§ Description of the task: Transcribe the records below exactly, leaving out any pictures.

(Extracted records)
[START]

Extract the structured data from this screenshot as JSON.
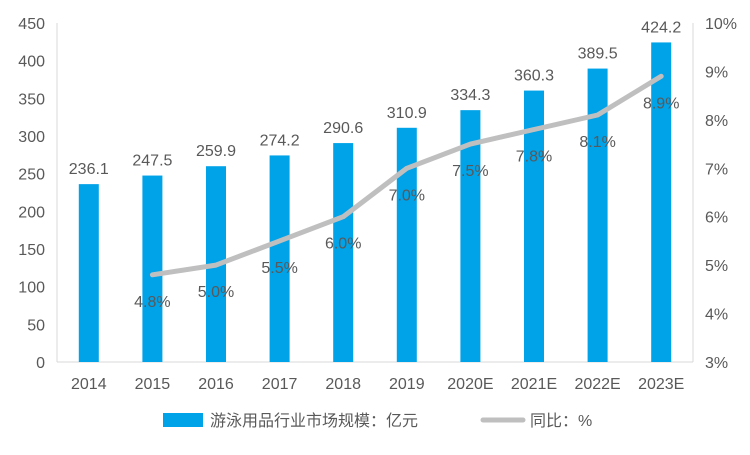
{
  "chart_data": {
    "type": "bar",
    "categories": [
      "2014",
      "2015",
      "2016",
      "2017",
      "2018",
      "2019",
      "2020E",
      "2021E",
      "2022E",
      "2023E"
    ],
    "series": [
      {
        "name": "游泳用品行业市场规模：亿元",
        "type": "bar",
        "axis": "left",
        "color": "#00A2E8",
        "values": [
          236.1,
          247.5,
          259.9,
          274.2,
          290.6,
          310.9,
          334.3,
          360.3,
          389.5,
          424.2
        ],
        "labels": [
          "236.1",
          "247.5",
          "259.9",
          "274.2",
          "290.6",
          "310.9",
          "334.3",
          "360.3",
          "389.5",
          "424.2"
        ]
      },
      {
        "name": "同比：%",
        "type": "line",
        "axis": "right",
        "color": "#BFBFBF",
        "values": [
          null,
          4.8,
          5.0,
          5.5,
          6.0,
          7.0,
          7.5,
          7.8,
          8.1,
          8.9
        ],
        "labels": [
          null,
          "4.8%",
          "5.0%",
          "5.5%",
          "6.0%",
          "7.0%",
          "7.5%",
          "7.8%",
          "8.1%",
          "8.9%"
        ]
      }
    ],
    "y_left": {
      "min": 0,
      "max": 450,
      "step": 50,
      "ticks": [
        "0",
        "50",
        "100",
        "150",
        "200",
        "250",
        "300",
        "350",
        "400",
        "450"
      ]
    },
    "y_right": {
      "min": 3,
      "max": 10,
      "step": 1,
      "ticks": [
        "3%",
        "4%",
        "5%",
        "6%",
        "7%",
        "8%",
        "9%",
        "10%"
      ]
    },
    "grid": false,
    "legend_position": "bottom"
  }
}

[END]

§ Output of the exercise:
Extract the structured data from this screenshot as JSON.
{
  "chart_data": {
    "type": "bar",
    "categories": [
      "2014",
      "2015",
      "2016",
      "2017",
      "2018",
      "2019",
      "2020E",
      "2021E",
      "2022E",
      "2023E"
    ],
    "series": [
      {
        "name": "游泳用品行业市场规模：亿元",
        "type": "bar",
        "axis": "left",
        "color": "#00A2E8",
        "values": [
          236.1,
          247.5,
          259.9,
          274.2,
          290.6,
          310.9,
          334.3,
          360.3,
          389.5,
          424.2
        ],
        "labels": [
          "236.1",
          "247.5",
          "259.9",
          "274.2",
          "290.6",
          "310.9",
          "334.3",
          "360.3",
          "389.5",
          "424.2"
        ]
      },
      {
        "name": "同比：%",
        "type": "line",
        "axis": "right",
        "color": "#BFBFBF",
        "values": [
          null,
          4.8,
          5.0,
          5.5,
          6.0,
          7.0,
          7.5,
          7.8,
          8.1,
          8.9
        ],
        "labels": [
          null,
          "4.8%",
          "5.0%",
          "5.5%",
          "6.0%",
          "7.0%",
          "7.5%",
          "7.8%",
          "8.1%",
          "8.9%"
        ]
      }
    ],
    "y_left": {
      "min": 0,
      "max": 450,
      "step": 50,
      "ticks": [
        "0",
        "50",
        "100",
        "150",
        "200",
        "250",
        "300",
        "350",
        "400",
        "450"
      ]
    },
    "y_right": {
      "min": 3,
      "max": 10,
      "step": 1,
      "ticks": [
        "3%",
        "4%",
        "5%",
        "6%",
        "7%",
        "8%",
        "9%",
        "10%"
      ]
    },
    "grid": false,
    "legend_position": "bottom"
  }
}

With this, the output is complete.